• EXERCISE TASK: Drop every picture and give the entries back exactly.

[Data entries]
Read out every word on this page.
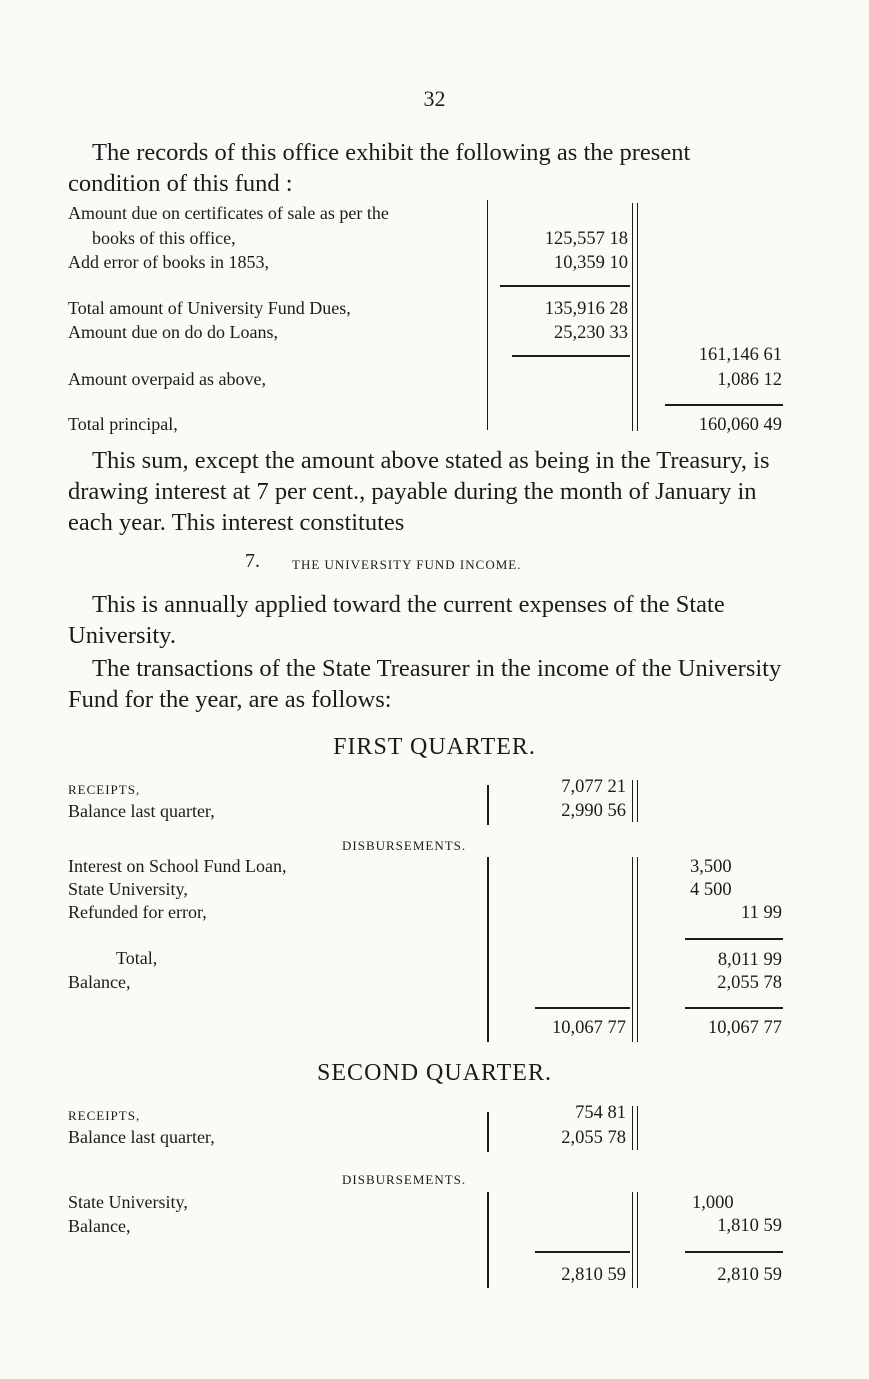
32
The records of this office exhibit the following as the present condition of this fund :
Amount due on certificates of sale as per the
books of this office,	125,557 18
Add error of books in 1853,	10,359 10
Total amount of University Fund Dues,	135,916 28
Amount due on do do Loans,	25,230 33
161,146 61
Amount overpaid as above,	1,086 12
Total principal,	160,060 49
This sum, except the amount above stated as being in the Treasury, is drawing interest at 7 per cent., payable during the month of January in each year. This interest constitutes
7. THE UNIVERSITY FUND INCOME.
This is annually applied toward the current expenses of the State University.
The transactions of the State Treasurer in the income of the University Fund for the year, are as follows:
FIRST QUARTER.
RECEIPTS,	7,077 21
Balance last quarter,	2,990 56
DISBURSEMENTS.
Interest on School Fund Loan,	3,500
State University,	4 500
Refunded for error,	11 99
Total,	8,011 99
Balance,	2,055 78
10,067 77	10,067 77
SECOND QUARTER.
RECEIPTS,	754 81
Balance last quarter,	2,055 78
DISBURSEMENTS.
State University,	1,000
Balance,	1,810 59
2,810 59	2,810 59
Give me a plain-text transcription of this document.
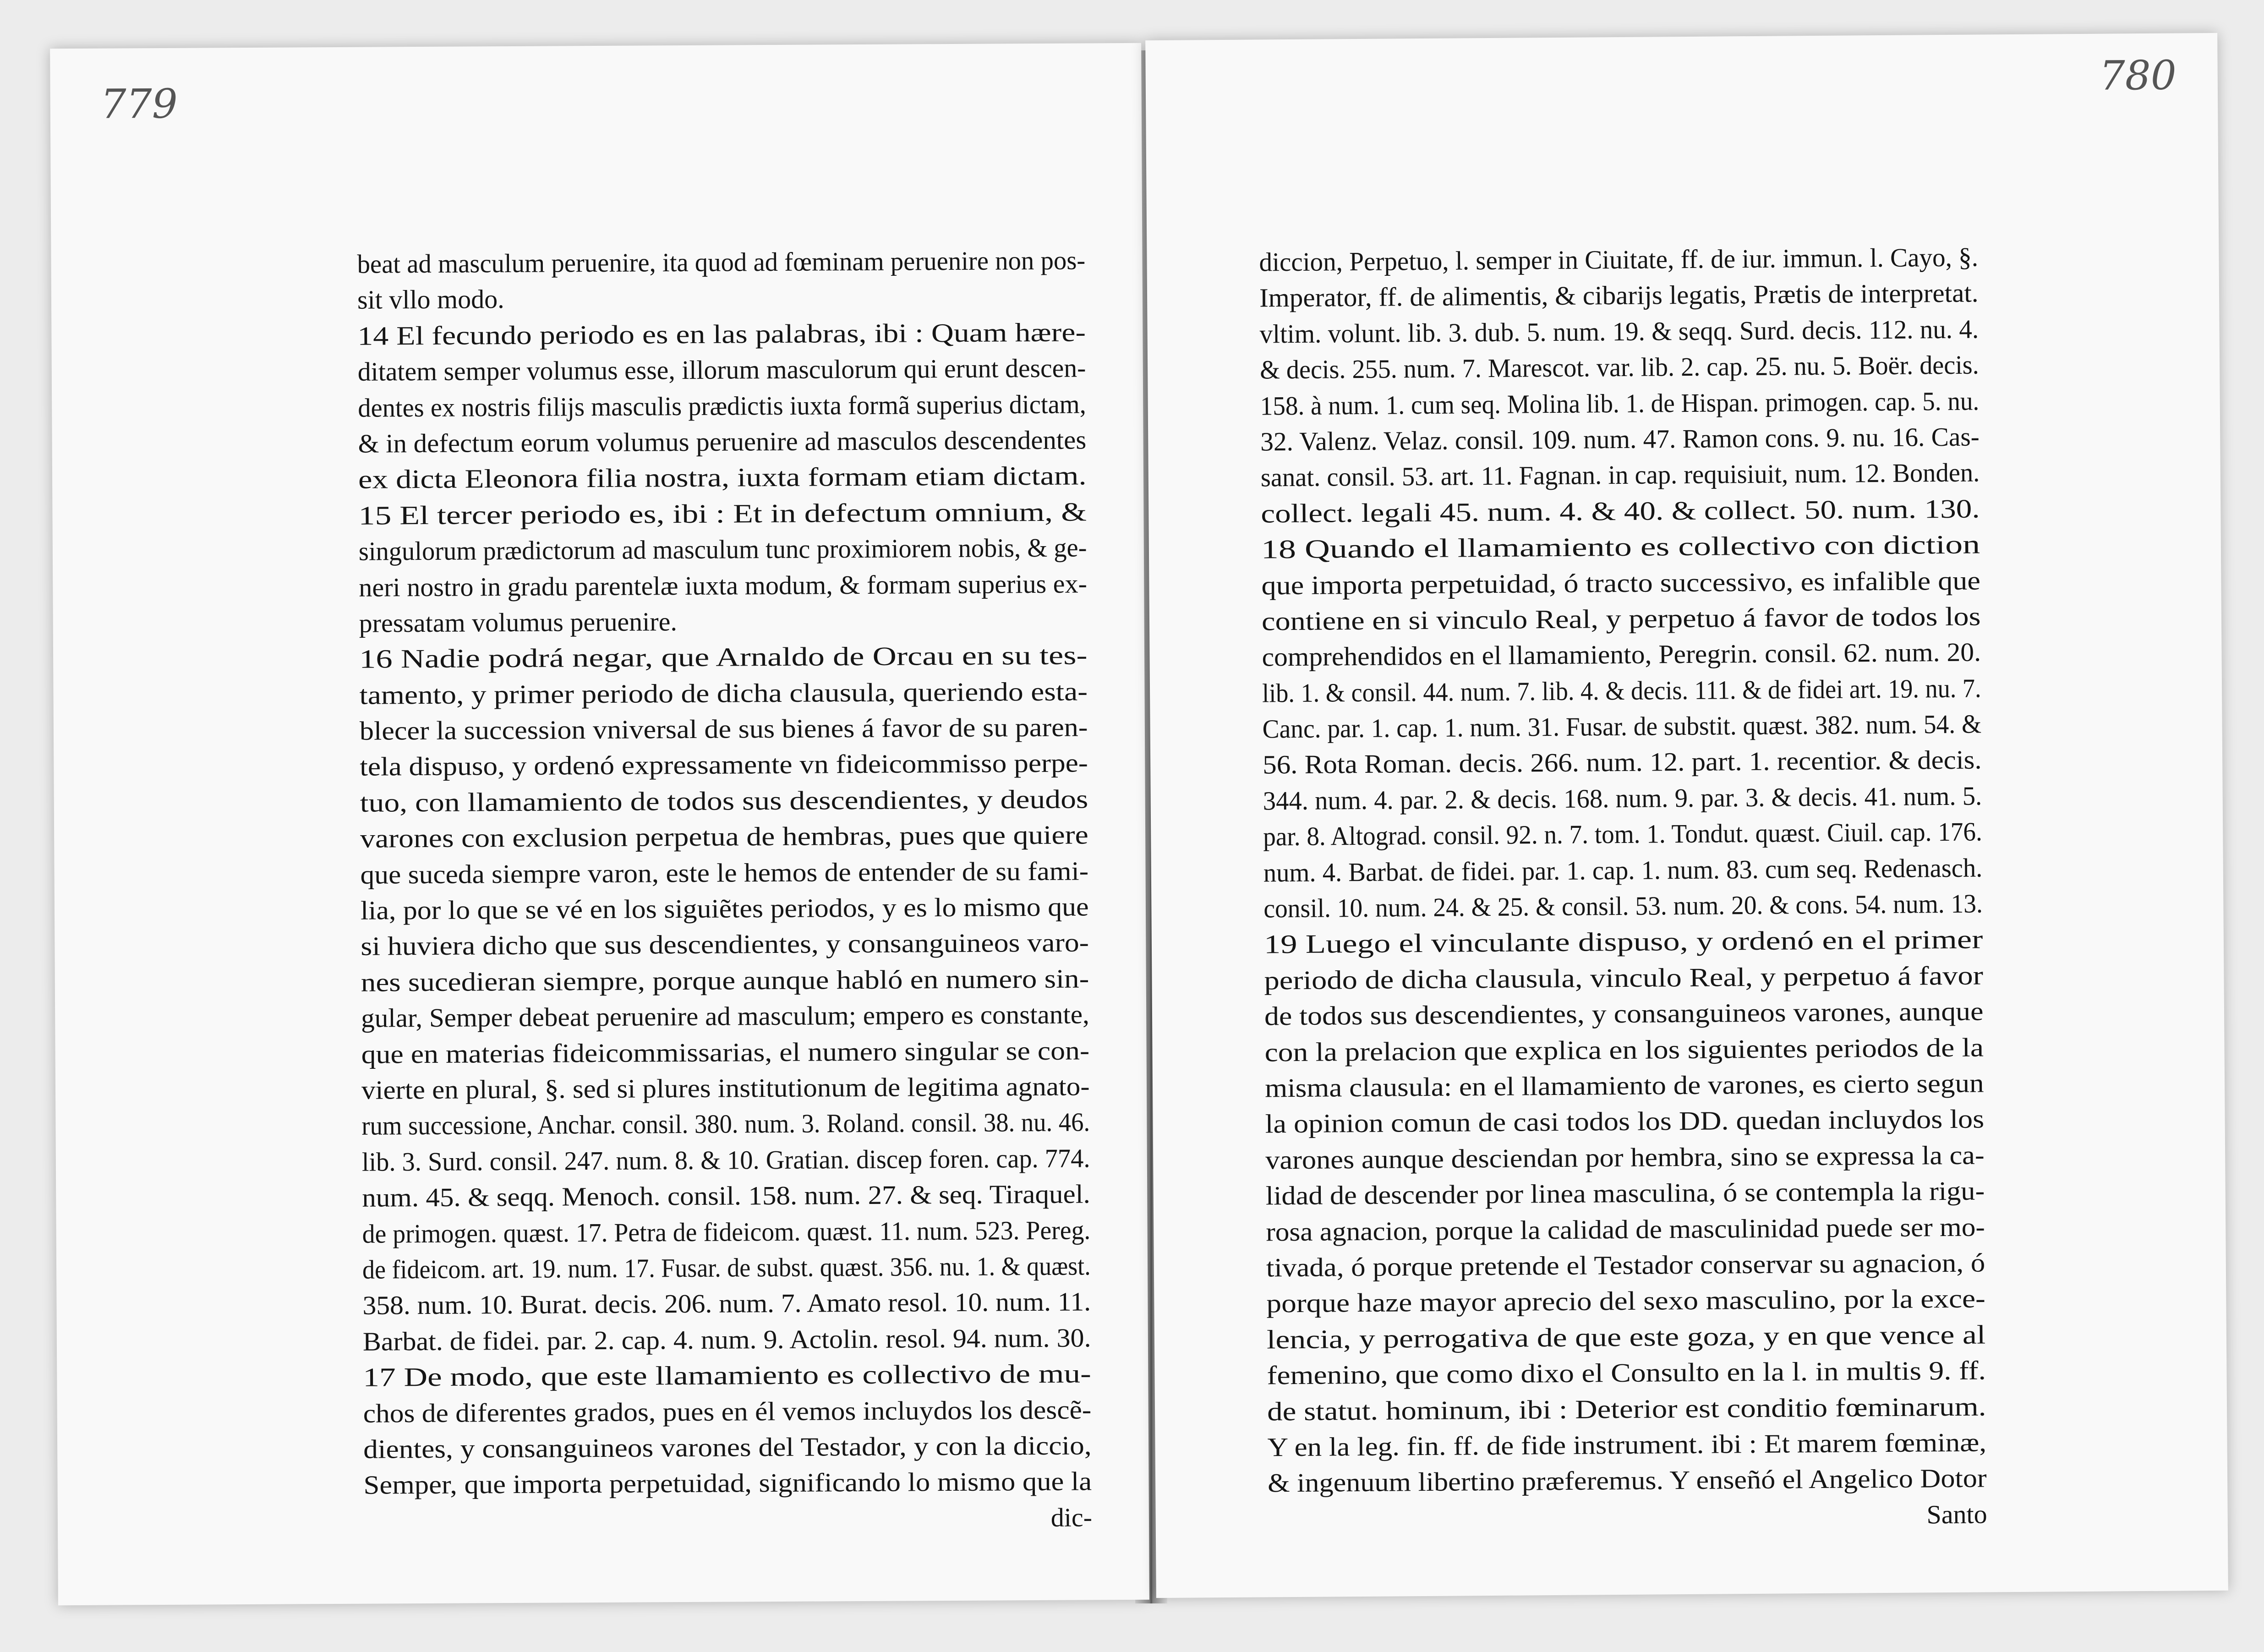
779
beat ad masculum peruenire, ita quod ad fœminam peruenire non pos-
sit vllo modo.
14 El fecundo periodo es en las palabras, ibi : Quam hære-
ditatem semper volumus esse, illorum masculorum qui erunt descen-
dentes ex nostris filijs masculis prædictis iuxta formã superius dictam,
& in defectum eorum volumus peruenire ad masculos descendentes
ex dicta Eleonora filia nostra, iuxta formam etiam dictam.
15 El tercer periodo es, ibi : Et in defectum omnium, &
singulorum prædictorum ad masculum tunc proximiorem nobis, & ge-
neri nostro in gradu parentelæ iuxta modum, & formam superius ex-
pressatam volumus peruenire.
16 Nadie podrá negar, que Arnaldo de Orcau en su tes-
tamento, y primer periodo de dicha clausula, queriendo esta-
blecer la succession vniversal de sus bienes á favor de su paren-
tela dispuso, y ordenó expressamente vn fideicommisso perpe-
tuo, con llamamiento de todos sus descendientes, y deudos
varones con exclusion perpetua de hembras, pues que quiere
que suceda siempre varon, este le hemos de entender de su fami-
lia, por lo que se vé en los siguiẽtes periodos, y es lo mismo que
si huviera dicho que sus descendientes, y consanguineos varo-
nes sucedieran siempre, porque aunque habló en numero sin-
gular, Semper debeat peruenire ad masculum; empero es constante,
que en materias fideicommissarias, el numero singular se con-
vierte en plural, §. sed si plures institutionum de legitima agnato-
rum successione, Anchar. consil. 380. num. 3. Roland. consil. 38. nu. 46.
lib. 3. Surd. consil. 247. num. 8. & 10. Gratian. discep foren. cap. 774.
num. 45. & seqq. Menoch. consil. 158. num. 27. & seq. Tiraquel.
de primogen. quæst. 17. Petra de fideicom. quæst. 11. num. 523. Pereg.
de fideicom. art. 19. num. 17. Fusar. de subst. quæst. 356. nu. 1. & quæst.
358. num. 10. Burat. decis. 206. num. 7. Amato resol. 10. num. 11.
Barbat. de fidei. par. 2. cap. 4. num. 9. Actolin. resol. 94. num. 30.
17 De modo, que este llamamiento es collectivo de mu-
chos de diferentes grados, pues en él vemos incluydos los descẽ-
dientes, y consanguineos varones del Testador, y con la diccio,
Semper, que importa perpetuidad, significando lo mismo que la
dic-
780
diccion, Perpetuo, l. semper in Ciuitate, ff. de iur. immun. l. Cayo, §.
Imperator, ff. de alimentis, & cibarijs legatis, Prætis de interpretat.
vltim. volunt. lib. 3. dub. 5. num. 19. & seqq. Surd. decis. 112. nu. 4.
& decis. 255. num. 7. Marescot. var. lib. 2. cap. 25. nu. 5. Boër. decis.
158. à num. 1. cum seq. Molina lib. 1. de Hispan. primogen. cap. 5. nu.
32. Valenz. Velaz. consil. 109. num. 47. Ramon cons. 9. nu. 16. Cas-
sanat. consil. 53. art. 11. Fagnan. in cap. requisiuit, num. 12. Bonden.
collect. legali 45. num. 4. & 40. & collect. 50. num. 130.
18 Quando el llamamiento es collectivo con diction
que importa perpetuidad, ó tracto successivo, es infalible que
contiene en si vinculo Real, y perpetuo á favor de todos los
comprehendidos en el llamamiento, Peregrin. consil. 62. num. 20.
lib. 1. & consil. 44. num. 7. lib. 4. & decis. 111. & de fidei art. 19. nu. 7.
Canc. par. 1. cap. 1. num. 31. Fusar. de substit. quæst. 382. num. 54. &
56. Rota Roman. decis. 266. num. 12. part. 1. recentior. & decis.
344. num. 4. par. 2. & decis. 168. num. 9. par. 3. & decis. 41. num. 5.
par. 8. Altograd. consil. 92. n. 7. tom. 1. Tondut. quæst. Ciuil. cap. 176.
num. 4. Barbat. de fidei. par. 1. cap. 1. num. 83. cum seq. Redenasch.
consil. 10. num. 24. & 25. & consil. 53. num. 20. & cons. 54. num. 13.
19 Luego el vinculante dispuso, y ordenó en el primer
periodo de dicha clausula, vinculo Real, y perpetuo á favor
de todos sus descendientes, y consanguineos varones, aunque
con la prelacion que explica en los siguientes periodos de la
misma clausula: en el llamamiento de varones, es cierto segun
la opinion comun de casi todos los DD. quedan incluydos los
varones aunque desciendan por hembra, sino se expressa la ca-
lidad de descender por linea masculina, ó se contempla la rigu-
rosa agnacion, porque la calidad de masculinidad puede ser mo-
tivada, ó porque pretende el Testador conservar su agnacion, ó
porque haze mayor aprecio del sexo masculino, por la exce-
lencia, y perrogativa de que este goza, y en que vence al
femenino, que como dixo el Consulto en la l. in multis 9. ff.
de statut. hominum, ibi : Deterior est conditio fœminarum.
Y en la leg. fin. ff. de fide instrument. ibi : Et marem fœminæ,
& ingenuum libertino præferemus. Y enseñó el Angelico Dotor
Santo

• RESPONSE FOR THIS EXERCISE:
Read out every word on this page.
32
The records of this office exhibit the following as the present condition of this fund :
Amount due on certificates of sale as per the
books of this office,	125,557 18
Add error of books in 1853,	10,359 10
Total amount of University Fund Dues,	135,916 28
Amount due on do do Loans,	25,230 33
161,146 61
Amount overpaid as above,	1,086 12
Total principal,	160,060 49
This sum, except the amount above stated as being in the Treasury, is drawing interest at 7 per cent., payable during the month of January in each year. This interest constitutes
7. THE UNIVERSITY FUND INCOME.
This is annually applied toward the current expenses of the State University.
The transactions of the State Treasurer in the income of the University Fund for the year, are as follows:
FIRST QUARTER.
RECEIPTS,	7,077 21
Balance last quarter,	2,990 56
DISBURSEMENTS.
Interest on School Fund Loan,	3,500
State University,	4 500
Refunded for error,	11 99
Total,	8,011 99
Balance,	2,055 78
10,067 77	10,067 77
SECOND QUARTER.
RECEIPTS,	754 81
Balance last quarter,	2,055 78
DISBURSEMENTS.
State University,	1,000
Balance,	1,810 59
2,810 59	2,810 59
Give me a plain-text transcription of this document.
779
beat ad masculum peruenire, ita quod ad fœminam peruenire non pos-
sit vllo modo.
14 El fecundo periodo es en las palabras, ibi : Quam hære-
ditatem semper volumus esse, illorum masculorum qui erunt descen-
dentes ex nostris filijs masculis prædictis iuxta formã superius dictam,
& in defectum eorum volumus peruenire ad masculos descendentes
ex dicta Eleonora filia nostra, iuxta formam etiam dictam.
15 El tercer periodo es, ibi : Et in defectum omnium, &
singulorum prædictorum ad masculum tunc proximiorem nobis, & ge-
neri nostro in gradu parentelæ iuxta modum, & formam superius ex-
pressatam volumus peruenire.
16 Nadie podrá negar, que Arnaldo de Orcau en su tes-
tamento, y primer periodo de dicha clausula, queriendo esta-
blecer la succession vniversal de sus bienes á favor de su paren-
tela dispuso, y ordenó expressamente vn fideicommisso perpe-
tuo, con llamamiento de todos sus descendientes, y deudos
varones con exclusion perpetua de hembras, pues que quiere
que suceda siempre varon, este le hemos de entender de su fami-
lia, por lo que se vé en los siguiẽtes periodos, y es lo mismo que
si huviera dicho que sus descendientes, y consanguineos varo-
nes sucedieran siempre, porque aunque habló en numero sin-
gular, Semper debeat peruenire ad masculum; empero es constante,
que en materias fideicommissarias, el numero singular se con-
vierte en plural, §. sed si plures institutionum de legitima agnato-
rum successione, Anchar. consil. 380. num. 3. Roland. consil. 38. nu. 46.
lib. 3. Surd. consil. 247. num. 8. & 10. Gratian. discep foren. cap. 774.
num. 45. & seqq. Menoch. consil. 158. num. 27. & seq. Tiraquel.
de primogen. quæst. 17. Petra de fideicom. quæst. 11. num. 523. Pereg.
de fideicom. art. 19. num. 17. Fusar. de subst. quæst. 356. nu. 1. & quæst.
358. num. 10. Burat. decis. 206. num. 7. Amato resol. 10. num. 11.
Barbat. de fidei. par. 2. cap. 4. num. 9. Actolin. resol. 94. num. 30.
17 De modo, que este llamamiento es collectivo de mu-
chos de diferentes grados, pues en él vemos incluydos los descẽ-
dientes, y consanguineos varones del Testador, y con la diccio,
Semper, que importa perpetuidad, significando lo mismo que la
dic-
780
diccion, Perpetuo, l. semper in Ciuitate, ff. de iur. immun. l. Cayo, §.
Imperator, ff. de alimentis, & cibarijs legatis, Prætis de interpretat.
vltim. volunt. lib. 3. dub. 5. num. 19. & seqq. Surd. decis. 112. nu. 4.
& decis. 255. num. 7. Marescot. var. lib. 2. cap. 25. nu. 5. Boër. decis.
158. à num. 1. cum seq. Molina lib. 1. de Hispan. primogen. cap. 5. nu.
32. Valenz. Velaz. consil. 109. num. 47. Ramon cons. 9. nu. 16. Cas-
sanat. consil. 53. art. 11. Fagnan. in cap. requisiuit, num. 12. Bonden.
collect. legali 45. num. 4. & 40. & collect. 50. num. 130.
18 Quando el llamamiento es collectivo con diction
que importa perpetuidad, ó tracto successivo, es infalible que
contiene en si vinculo Real, y perpetuo á favor de todos los
comprehendidos en el llamamiento, Peregrin. consil. 62. num. 20.
lib. 1. & consil. 44. num. 7. lib. 4. & decis. 111. & de fidei art. 19. nu. 7.
Canc. par. 1. cap. 1. num. 31. Fusar. de substit. quæst. 382. num. 54. &
56. Rota Roman. decis. 266. num. 12. part. 1. recentior. & decis.
344. num. 4. par. 2. & decis. 168. num. 9. par. 3. & decis. 41. num. 5.
par. 8. Altograd. consil. 92. n. 7. tom. 1. Tondut. quæst. Ciuil. cap. 176.
num. 4. Barbat. de fidei. par. 1. cap. 1. num. 83. cum seq. Redenasch.
consil. 10. num. 24. & 25. & consil. 53. num. 20. & cons. 54. num. 13.
19 Luego el vinculante dispuso, y ordenó en el primer
periodo de dicha clausula, vinculo Real, y perpetuo á favor
de todos sus descendientes, y consanguineos varones, aunque
con la prelacion que explica en los siguientes periodos de la
misma clausula: en el llamamiento de varones, es cierto segun
la opinion comun de casi todos los DD. quedan incluydos los
varones aunque desciendan por hembra, sino se expressa la ca-
lidad de descender por linea masculina, ó se contempla la rigu-
rosa agnacion, porque la calidad de masculinidad puede ser mo-
tivada, ó porque pretende el Testador conservar su agnacion, ó
porque haze mayor aprecio del sexo masculino, por la exce-
lencia, y perrogativa de que este goza, y en que vence al
femenino, que como dixo el Consulto en la l. in multis 9. ff.
de statut. hominum, ibi : Deterior est conditio fœminarum.
Y en la leg. fin. ff. de fide instrument. ibi : Et marem fœminæ,
& ingenuum libertino præferemus. Y enseñó el Angelico Dotor
Santo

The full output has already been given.